»»

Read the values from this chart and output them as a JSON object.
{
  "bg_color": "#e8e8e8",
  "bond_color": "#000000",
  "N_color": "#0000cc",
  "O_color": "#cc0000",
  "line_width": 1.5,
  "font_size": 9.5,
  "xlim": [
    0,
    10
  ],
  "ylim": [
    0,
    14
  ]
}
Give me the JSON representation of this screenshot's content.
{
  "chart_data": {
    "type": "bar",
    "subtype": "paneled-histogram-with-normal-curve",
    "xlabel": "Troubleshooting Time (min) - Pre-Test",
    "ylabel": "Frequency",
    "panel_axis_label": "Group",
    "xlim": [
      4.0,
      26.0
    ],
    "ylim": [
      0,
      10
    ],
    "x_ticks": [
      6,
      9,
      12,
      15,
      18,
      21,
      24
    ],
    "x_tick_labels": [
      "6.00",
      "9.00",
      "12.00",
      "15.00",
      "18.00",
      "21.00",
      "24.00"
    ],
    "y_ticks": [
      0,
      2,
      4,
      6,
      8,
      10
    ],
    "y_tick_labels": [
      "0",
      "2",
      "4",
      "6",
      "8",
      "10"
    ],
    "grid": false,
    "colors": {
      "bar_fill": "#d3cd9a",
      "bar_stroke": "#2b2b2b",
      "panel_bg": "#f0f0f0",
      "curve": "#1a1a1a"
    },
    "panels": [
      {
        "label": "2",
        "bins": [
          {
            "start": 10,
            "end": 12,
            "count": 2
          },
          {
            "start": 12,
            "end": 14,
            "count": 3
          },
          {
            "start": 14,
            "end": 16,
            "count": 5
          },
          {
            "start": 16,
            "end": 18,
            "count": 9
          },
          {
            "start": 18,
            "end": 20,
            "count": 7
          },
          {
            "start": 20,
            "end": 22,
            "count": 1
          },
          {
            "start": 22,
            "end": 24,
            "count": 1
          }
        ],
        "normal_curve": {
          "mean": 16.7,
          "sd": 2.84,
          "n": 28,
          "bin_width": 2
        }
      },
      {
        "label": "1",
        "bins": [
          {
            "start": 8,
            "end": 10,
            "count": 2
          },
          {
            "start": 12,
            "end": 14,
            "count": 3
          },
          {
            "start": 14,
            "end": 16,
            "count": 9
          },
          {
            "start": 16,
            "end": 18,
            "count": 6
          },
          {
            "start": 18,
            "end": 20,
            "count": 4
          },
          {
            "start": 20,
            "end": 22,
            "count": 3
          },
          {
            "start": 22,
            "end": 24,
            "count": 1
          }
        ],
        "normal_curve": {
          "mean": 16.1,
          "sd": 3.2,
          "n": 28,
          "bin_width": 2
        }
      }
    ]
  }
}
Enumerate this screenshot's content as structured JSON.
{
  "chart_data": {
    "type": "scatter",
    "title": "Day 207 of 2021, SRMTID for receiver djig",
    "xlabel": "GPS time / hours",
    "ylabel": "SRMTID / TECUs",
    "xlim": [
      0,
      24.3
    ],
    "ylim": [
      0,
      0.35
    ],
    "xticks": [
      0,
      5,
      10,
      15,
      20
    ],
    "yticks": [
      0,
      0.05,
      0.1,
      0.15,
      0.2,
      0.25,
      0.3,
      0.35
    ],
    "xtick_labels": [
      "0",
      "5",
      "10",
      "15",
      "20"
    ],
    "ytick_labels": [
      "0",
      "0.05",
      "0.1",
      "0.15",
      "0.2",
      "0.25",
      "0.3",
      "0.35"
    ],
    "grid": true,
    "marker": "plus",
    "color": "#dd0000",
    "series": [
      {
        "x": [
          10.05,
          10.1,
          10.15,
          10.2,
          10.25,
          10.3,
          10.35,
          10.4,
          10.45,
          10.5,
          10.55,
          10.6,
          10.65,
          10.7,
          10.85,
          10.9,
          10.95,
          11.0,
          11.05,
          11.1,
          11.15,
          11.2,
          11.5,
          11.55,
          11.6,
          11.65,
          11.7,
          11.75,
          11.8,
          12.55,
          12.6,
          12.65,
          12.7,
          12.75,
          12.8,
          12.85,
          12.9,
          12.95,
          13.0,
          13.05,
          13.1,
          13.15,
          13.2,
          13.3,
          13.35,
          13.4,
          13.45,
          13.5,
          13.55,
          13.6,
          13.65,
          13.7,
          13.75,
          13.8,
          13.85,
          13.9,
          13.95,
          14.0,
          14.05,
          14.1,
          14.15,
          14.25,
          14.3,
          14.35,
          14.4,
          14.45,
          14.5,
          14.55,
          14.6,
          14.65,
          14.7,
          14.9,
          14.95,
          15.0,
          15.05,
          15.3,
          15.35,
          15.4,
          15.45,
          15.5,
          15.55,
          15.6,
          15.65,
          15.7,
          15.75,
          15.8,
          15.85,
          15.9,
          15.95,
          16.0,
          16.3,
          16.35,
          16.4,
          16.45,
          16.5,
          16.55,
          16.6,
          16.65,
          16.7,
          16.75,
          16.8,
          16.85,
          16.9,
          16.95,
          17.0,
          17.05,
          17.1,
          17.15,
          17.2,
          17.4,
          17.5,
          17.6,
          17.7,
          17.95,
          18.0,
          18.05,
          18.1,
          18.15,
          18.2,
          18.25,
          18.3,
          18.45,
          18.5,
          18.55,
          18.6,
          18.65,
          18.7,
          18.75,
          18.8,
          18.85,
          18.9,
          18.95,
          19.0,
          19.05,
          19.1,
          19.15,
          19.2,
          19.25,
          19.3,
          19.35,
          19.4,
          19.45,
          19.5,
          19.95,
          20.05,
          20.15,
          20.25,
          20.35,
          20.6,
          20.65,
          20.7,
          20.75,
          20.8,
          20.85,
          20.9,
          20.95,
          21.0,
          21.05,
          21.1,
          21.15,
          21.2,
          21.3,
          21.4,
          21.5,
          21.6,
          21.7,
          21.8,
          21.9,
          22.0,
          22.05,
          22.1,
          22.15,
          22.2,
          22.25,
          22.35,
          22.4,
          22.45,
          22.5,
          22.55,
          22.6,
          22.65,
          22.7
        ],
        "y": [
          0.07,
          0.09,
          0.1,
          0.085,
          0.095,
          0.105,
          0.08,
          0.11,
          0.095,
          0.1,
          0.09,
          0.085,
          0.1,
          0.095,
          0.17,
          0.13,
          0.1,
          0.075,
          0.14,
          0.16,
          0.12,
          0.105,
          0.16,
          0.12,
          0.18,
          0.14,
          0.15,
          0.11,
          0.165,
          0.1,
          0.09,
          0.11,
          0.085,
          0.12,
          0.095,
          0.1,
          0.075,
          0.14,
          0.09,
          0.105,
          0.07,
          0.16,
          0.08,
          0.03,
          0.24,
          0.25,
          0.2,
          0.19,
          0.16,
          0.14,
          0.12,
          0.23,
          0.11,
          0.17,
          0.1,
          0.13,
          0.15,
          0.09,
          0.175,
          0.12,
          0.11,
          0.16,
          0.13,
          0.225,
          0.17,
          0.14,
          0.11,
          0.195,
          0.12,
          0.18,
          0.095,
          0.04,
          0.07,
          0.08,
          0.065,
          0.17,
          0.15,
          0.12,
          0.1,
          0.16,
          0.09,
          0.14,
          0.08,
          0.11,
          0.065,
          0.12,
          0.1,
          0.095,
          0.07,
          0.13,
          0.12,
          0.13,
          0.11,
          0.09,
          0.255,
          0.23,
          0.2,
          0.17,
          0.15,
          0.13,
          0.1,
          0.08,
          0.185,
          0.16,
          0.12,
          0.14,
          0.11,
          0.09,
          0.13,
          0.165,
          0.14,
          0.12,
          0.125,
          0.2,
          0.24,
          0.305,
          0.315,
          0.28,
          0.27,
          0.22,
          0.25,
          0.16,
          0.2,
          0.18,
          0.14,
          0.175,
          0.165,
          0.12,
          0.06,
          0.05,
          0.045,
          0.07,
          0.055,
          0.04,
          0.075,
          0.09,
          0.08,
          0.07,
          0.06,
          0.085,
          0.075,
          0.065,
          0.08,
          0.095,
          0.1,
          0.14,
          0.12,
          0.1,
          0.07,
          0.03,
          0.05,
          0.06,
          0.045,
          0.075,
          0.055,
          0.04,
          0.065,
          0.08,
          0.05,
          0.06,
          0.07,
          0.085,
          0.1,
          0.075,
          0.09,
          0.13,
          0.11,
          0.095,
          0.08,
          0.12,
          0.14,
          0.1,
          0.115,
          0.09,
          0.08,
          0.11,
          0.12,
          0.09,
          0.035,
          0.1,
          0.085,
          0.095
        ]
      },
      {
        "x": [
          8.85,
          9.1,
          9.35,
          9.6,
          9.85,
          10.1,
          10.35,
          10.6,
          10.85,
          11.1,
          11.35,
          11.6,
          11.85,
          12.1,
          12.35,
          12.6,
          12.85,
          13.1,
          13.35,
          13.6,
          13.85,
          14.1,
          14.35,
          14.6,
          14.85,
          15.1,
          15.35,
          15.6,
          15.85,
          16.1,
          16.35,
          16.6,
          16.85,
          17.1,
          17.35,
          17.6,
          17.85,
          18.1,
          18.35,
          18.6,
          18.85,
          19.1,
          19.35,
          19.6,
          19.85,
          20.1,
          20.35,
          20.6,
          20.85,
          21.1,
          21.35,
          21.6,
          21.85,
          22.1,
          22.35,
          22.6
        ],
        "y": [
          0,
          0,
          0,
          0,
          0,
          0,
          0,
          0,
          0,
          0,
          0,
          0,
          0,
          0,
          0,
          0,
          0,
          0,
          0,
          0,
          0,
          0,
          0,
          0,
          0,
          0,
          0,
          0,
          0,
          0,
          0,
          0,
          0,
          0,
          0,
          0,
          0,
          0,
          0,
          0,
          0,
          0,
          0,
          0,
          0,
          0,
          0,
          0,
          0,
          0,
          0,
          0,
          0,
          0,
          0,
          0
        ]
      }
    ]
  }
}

««

◆ Aim ◆
Each line above that includes "content" counts once; state the total and nothing more.

◆ Problem solution ◆
2